**Problem to work on**
Give only one thing: the number of lines that include the word "relaxing".

**Materials provided**
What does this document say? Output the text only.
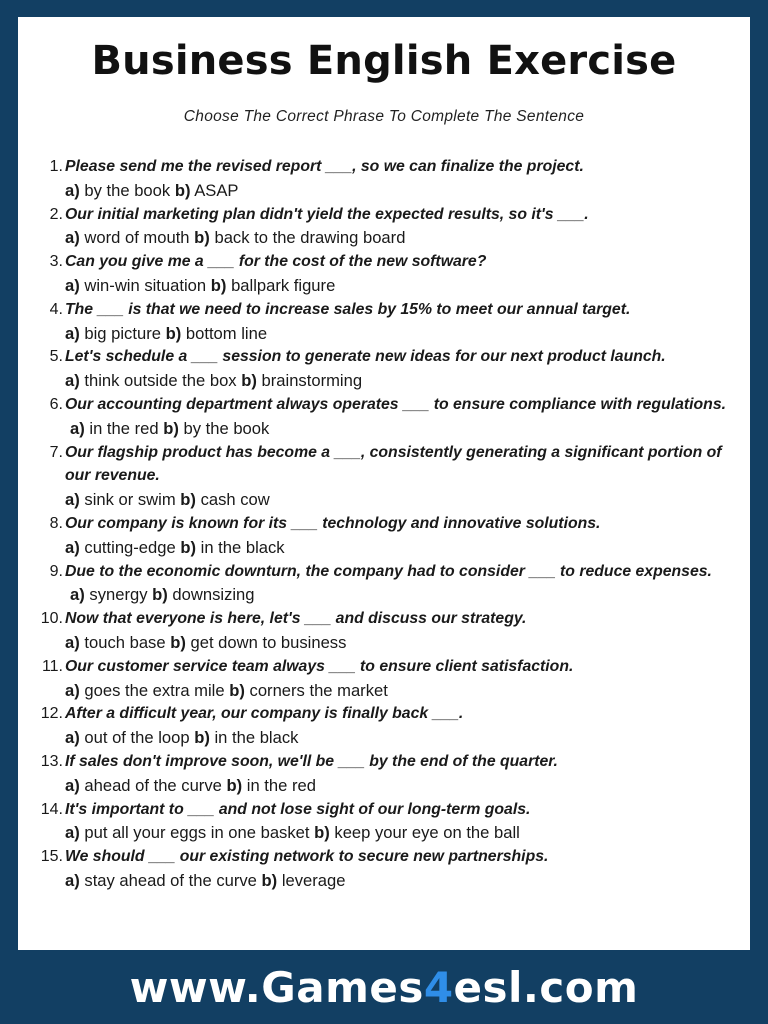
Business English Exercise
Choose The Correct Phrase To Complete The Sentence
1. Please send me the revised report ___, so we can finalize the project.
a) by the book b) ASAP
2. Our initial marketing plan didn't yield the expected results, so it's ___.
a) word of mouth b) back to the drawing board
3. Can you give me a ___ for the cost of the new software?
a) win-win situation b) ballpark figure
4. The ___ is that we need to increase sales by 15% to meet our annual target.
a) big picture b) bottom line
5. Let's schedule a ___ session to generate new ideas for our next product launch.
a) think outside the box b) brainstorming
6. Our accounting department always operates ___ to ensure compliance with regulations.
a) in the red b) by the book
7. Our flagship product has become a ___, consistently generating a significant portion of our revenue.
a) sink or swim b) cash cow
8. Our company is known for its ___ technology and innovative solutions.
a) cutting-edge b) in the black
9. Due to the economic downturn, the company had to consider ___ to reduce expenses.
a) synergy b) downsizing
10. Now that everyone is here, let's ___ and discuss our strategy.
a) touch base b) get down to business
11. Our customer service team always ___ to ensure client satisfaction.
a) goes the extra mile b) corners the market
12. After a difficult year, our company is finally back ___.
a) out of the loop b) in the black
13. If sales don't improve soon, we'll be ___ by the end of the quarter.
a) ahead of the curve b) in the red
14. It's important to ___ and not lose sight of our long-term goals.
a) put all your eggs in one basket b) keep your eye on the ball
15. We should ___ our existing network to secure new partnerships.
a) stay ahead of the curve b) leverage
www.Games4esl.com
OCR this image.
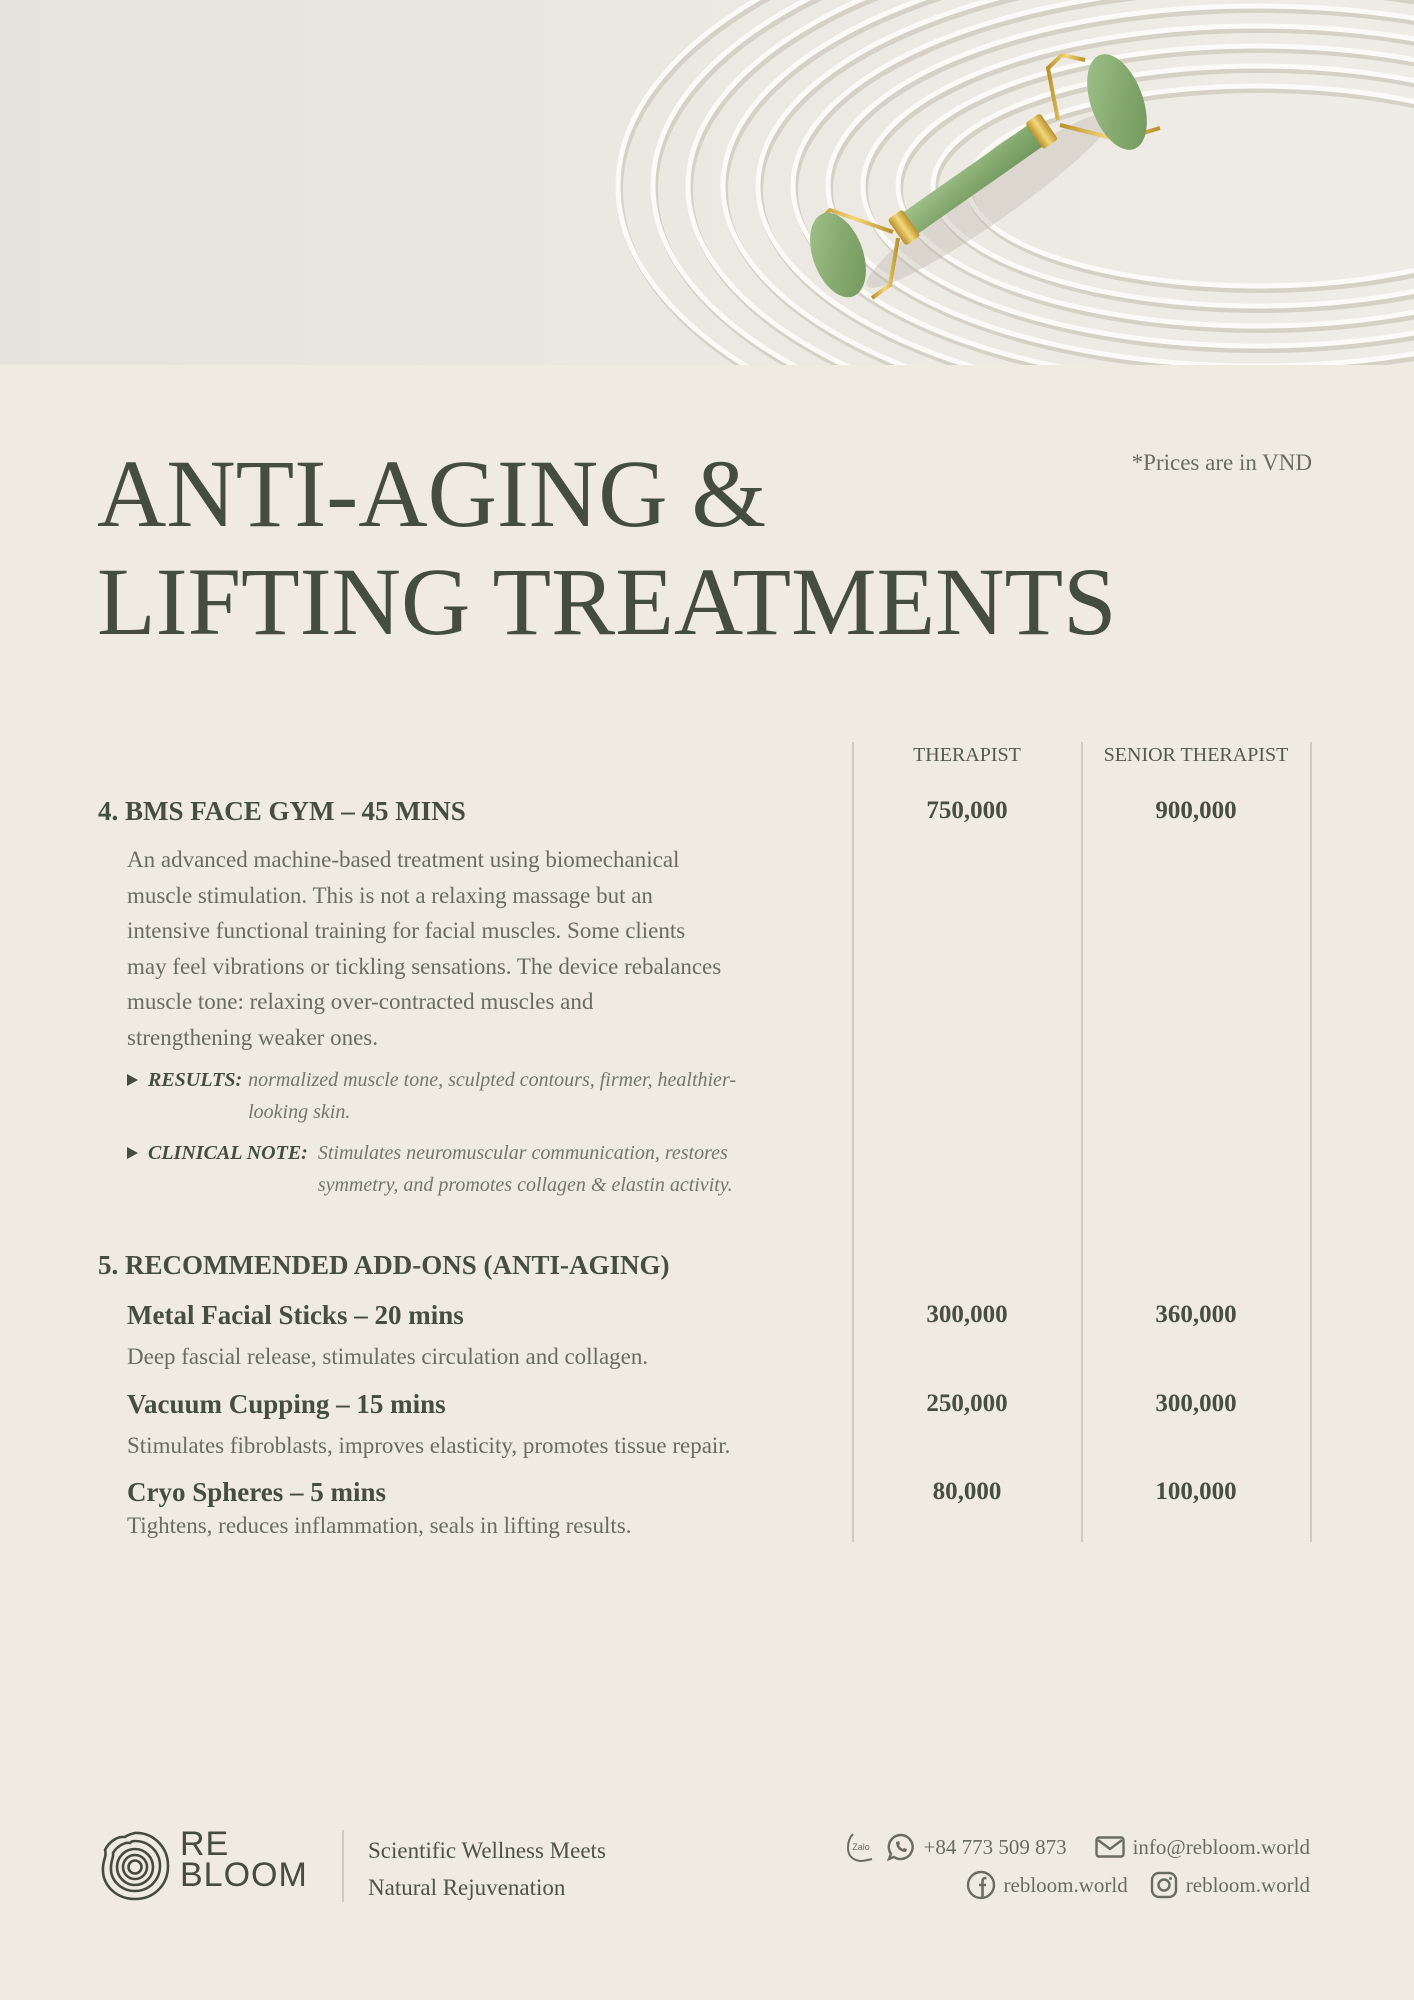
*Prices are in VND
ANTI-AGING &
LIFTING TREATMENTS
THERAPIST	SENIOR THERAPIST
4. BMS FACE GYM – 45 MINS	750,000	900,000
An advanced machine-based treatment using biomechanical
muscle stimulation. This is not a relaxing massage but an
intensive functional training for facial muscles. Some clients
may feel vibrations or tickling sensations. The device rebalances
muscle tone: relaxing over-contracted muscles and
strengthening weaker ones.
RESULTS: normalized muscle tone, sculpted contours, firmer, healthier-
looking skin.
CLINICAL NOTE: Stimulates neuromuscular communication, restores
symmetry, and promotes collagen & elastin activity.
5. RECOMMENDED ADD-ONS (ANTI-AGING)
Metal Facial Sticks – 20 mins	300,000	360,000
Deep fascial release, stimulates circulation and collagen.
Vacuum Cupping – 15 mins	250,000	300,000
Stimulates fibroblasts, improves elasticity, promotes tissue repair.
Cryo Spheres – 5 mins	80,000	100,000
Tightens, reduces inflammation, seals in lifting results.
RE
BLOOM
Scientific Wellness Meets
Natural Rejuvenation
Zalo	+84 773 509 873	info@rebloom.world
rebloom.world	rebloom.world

**Answer to the exercise**
2